Dataset:
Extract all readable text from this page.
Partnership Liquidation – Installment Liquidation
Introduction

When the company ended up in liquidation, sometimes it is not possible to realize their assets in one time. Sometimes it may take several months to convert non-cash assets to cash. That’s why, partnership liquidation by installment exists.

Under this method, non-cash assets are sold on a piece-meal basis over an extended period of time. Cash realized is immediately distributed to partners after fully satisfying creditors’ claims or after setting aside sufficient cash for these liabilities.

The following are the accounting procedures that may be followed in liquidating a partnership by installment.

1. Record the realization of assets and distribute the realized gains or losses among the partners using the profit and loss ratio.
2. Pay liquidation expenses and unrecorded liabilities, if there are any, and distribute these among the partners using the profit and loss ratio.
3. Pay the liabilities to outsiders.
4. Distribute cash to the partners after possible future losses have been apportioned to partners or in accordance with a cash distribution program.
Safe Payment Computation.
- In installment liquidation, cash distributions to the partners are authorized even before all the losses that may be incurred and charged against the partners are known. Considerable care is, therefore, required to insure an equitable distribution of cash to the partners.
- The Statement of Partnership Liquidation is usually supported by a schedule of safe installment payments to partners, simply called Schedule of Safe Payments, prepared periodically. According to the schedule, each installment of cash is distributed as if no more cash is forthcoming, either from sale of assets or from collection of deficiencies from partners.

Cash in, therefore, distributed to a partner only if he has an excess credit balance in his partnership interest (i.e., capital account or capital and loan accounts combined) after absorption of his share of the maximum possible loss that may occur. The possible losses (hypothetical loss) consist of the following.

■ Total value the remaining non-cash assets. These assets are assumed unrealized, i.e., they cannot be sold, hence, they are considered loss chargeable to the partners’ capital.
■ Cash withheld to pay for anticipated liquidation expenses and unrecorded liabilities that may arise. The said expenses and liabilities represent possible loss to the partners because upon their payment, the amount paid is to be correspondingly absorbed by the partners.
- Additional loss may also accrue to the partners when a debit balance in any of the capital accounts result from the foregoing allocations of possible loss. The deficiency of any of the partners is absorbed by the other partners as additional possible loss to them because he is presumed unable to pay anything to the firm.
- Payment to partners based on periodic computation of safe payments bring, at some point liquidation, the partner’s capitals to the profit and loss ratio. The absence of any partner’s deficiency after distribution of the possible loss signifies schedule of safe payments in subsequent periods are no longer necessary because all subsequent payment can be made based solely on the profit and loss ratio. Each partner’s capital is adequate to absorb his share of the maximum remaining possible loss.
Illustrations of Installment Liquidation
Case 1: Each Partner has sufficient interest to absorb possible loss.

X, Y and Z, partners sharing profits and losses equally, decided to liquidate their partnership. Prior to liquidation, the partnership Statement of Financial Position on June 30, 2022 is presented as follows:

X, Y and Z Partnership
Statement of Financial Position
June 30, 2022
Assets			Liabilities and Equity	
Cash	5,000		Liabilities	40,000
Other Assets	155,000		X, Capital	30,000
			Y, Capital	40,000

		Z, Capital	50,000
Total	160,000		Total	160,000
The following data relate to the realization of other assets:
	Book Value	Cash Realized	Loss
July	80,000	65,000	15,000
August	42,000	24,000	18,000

Exercise details:
Please output the complete data exactly.

Correct answer:
Extract all readable text from this page.
Partnership Liquidation – Installment Liquidation
Introduction

When the company ended up in liquidation, sometimes it is not possible to realize their assets in one time. Sometimes it may take several months to convert non-cash assets to cash. That’s why, partnership liquidation by installment exists.

Under this method, non-cash assets are sold on a piece-meal basis over an extended period of time. Cash realized is immediately distributed to partners after fully satisfying creditors’ claims or after setting aside sufficient cash for these liabilities.

The following are the accounting procedures that may be followed in liquidating a partnership by installment.

1. Record the realization of assets and distribute the realized gains or losses among the partners using the profit and loss ratio.
2. Pay liquidation expenses and unrecorded liabilities, if there are any, and distribute these among the partners using the profit and loss ratio.
3. Pay the liabilities to outsiders.
4. Distribute cash to the partners after possible future losses have been apportioned to partners or in accordance with a cash distribution program.
Safe Payment Computation.
- In installment liquidation, cash distributions to the partners are authorized even before all the losses that may be incurred and charged against the partners are known. Considerable care is, therefore, required to insure an equitable distribution of cash to the partners.
- The Statement of Partnership Liquidation is usually supported by a schedule of safe installment payments to partners, simply called Schedule of Safe Payments, prepared periodically. According to the schedule, each installment of cash is distributed as if no more cash is forthcoming, either from sale of assets or from collection of deficiencies from partners.

Cash in, therefore, distributed to a partner only if he has an excess credit balance in his partnership interest (i.e., capital account or capital and loan accounts combined) after absorption of his share of the maximum possible loss that may occur. The possible losses (hypothetical loss) consist of the following.

■ Total value the remaining non-cash assets. These assets are assumed unrealized, i.e., they cannot be sold, hence, they are considered loss chargeable to the partners’ capital.
■ Cash withheld to pay for anticipated liquidation expenses and unrecorded liabilities that may arise. The said expenses and liabilities represent possible loss to the partners because upon their payment, the amount paid is to be correspondingly absorbed by the partners.
- Additional loss may also accrue to the partners when a debit balance in any of the capital accounts result from the foregoing allocations of possible loss. The deficiency of any of the partners is absorbed by the other partners as additional possible loss to them because he is presumed unable to pay anything to the firm.
- Payment to partners based on periodic computation of safe payments bring, at some point liquidation, the partner’s capitals to the profit and loss ratio. The absence of any partner’s deficiency after distribution of the possible loss signifies schedule of safe payments in subsequent periods are no longer necessary because all subsequent payment can be made based solely on the profit and loss ratio. Each partner’s capital is adequate to absorb his share of the maximum remaining possible loss.
Illustrations of Installment Liquidation
Case 1: Each Partner has sufficient interest to absorb possible loss.

X, Y and Z, partners sharing profits and losses equally, decided to liquidate their partnership. Prior to liquidation, the partnership Statement of Financial Position on June 30, 2022 is presented as follows:

X, Y and Z Partnership
Statement of Financial Position
June 30, 2022
Assets			Liabilities and Equity	
Cash	5,000		Liabilities	40,000
Other Assets	155,000		X, Capital	30,000
			Y, Capital	40,000

		Z, Capital	50,000
Total	160,000		Total	160,000
The following data relate to the realization of other assets:
	Book Value	Cash Realized	Loss
July	80,000	65,000	15,000
August	42,000	24,000	18,000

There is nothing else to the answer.